(Records from a collection of figures)
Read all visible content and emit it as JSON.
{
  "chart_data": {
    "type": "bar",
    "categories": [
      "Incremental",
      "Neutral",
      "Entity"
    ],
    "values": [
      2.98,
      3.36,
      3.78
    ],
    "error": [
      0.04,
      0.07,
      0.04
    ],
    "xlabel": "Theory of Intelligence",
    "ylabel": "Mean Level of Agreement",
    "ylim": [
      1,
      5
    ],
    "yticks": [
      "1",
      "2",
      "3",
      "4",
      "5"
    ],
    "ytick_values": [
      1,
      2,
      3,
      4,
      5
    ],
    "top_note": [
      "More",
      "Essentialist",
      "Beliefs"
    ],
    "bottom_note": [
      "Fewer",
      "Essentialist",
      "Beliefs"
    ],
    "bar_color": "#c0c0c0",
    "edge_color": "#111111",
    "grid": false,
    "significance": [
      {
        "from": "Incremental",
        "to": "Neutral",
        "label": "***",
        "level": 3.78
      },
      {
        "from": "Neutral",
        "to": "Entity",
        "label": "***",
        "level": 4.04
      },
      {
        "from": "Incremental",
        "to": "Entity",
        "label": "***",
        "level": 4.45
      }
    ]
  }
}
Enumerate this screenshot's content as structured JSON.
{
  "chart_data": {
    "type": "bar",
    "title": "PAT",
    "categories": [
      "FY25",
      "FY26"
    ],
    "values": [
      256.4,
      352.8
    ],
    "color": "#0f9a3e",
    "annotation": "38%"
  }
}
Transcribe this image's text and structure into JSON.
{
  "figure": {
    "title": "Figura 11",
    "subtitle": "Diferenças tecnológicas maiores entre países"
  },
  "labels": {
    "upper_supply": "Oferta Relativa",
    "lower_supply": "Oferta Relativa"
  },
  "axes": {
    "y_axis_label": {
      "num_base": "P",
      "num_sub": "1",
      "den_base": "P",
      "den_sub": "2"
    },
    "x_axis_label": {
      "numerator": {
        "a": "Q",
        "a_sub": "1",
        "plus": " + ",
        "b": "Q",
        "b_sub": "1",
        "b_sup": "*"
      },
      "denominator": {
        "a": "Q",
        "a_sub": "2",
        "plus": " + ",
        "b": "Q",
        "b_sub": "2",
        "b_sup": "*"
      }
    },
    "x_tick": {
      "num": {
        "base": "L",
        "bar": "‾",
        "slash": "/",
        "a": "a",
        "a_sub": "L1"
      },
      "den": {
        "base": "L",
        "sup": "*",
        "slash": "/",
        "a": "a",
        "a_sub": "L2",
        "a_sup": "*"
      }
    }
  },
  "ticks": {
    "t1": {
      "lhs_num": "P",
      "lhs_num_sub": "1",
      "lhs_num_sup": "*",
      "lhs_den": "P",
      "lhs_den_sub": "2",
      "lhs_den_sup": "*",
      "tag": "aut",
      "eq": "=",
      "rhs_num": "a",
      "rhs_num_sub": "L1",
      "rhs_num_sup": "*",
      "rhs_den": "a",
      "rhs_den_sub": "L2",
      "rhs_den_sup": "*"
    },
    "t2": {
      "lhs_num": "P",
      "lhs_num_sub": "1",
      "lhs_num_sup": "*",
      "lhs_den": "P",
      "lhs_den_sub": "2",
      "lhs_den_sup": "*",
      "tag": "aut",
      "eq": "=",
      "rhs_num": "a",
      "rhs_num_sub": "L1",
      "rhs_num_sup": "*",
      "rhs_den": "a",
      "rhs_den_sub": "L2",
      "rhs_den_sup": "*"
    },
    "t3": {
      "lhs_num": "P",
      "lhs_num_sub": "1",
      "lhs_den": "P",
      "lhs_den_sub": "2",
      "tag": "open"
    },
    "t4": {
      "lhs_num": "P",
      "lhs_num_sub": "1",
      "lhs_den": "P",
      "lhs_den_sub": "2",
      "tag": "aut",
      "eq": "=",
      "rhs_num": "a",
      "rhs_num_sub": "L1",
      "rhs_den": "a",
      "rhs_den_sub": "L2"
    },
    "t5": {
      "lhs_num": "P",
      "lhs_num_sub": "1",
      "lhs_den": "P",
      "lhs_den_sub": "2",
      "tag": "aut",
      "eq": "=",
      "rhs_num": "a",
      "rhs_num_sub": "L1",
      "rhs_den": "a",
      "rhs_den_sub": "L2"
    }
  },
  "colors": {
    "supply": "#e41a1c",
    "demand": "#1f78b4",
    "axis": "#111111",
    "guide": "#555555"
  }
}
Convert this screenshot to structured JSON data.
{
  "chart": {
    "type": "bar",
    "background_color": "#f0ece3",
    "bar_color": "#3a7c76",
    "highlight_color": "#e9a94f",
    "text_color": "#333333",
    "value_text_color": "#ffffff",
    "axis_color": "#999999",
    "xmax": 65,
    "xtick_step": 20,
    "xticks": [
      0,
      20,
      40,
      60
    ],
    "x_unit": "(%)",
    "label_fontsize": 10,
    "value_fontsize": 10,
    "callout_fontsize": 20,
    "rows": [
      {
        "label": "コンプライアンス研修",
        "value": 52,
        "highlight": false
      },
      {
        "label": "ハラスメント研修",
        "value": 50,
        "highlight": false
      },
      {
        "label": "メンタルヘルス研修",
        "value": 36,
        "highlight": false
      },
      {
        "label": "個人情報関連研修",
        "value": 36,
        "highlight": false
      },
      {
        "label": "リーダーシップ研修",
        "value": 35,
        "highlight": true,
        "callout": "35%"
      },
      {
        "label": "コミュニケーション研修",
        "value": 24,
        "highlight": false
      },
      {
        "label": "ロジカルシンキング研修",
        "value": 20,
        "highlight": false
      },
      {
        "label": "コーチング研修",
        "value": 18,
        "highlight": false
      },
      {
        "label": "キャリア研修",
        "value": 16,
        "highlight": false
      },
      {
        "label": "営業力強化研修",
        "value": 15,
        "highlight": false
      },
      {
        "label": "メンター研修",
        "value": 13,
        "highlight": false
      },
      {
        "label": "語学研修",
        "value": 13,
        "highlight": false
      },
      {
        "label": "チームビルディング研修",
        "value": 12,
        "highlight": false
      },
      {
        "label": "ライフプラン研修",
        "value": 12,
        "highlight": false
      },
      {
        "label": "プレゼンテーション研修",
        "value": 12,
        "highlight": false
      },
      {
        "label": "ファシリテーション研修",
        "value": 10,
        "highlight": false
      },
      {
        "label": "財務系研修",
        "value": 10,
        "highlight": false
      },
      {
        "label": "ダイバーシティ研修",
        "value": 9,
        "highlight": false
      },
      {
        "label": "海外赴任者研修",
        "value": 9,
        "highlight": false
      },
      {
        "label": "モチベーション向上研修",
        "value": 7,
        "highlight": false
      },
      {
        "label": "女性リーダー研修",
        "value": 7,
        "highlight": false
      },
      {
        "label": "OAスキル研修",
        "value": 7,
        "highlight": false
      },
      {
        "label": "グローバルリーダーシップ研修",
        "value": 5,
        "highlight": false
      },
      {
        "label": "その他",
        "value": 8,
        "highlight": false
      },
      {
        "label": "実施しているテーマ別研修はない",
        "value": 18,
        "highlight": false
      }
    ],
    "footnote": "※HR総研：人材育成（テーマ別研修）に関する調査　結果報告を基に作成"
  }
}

| EXERCISE PROMPT |
Collect each line above holding the string "this".

| RESPONSE BELOW |
Enumerate this screenshot's content as structured JSON.
Transcribe this image's text and structure into JSON.
Convert this screenshot to structured JSON data.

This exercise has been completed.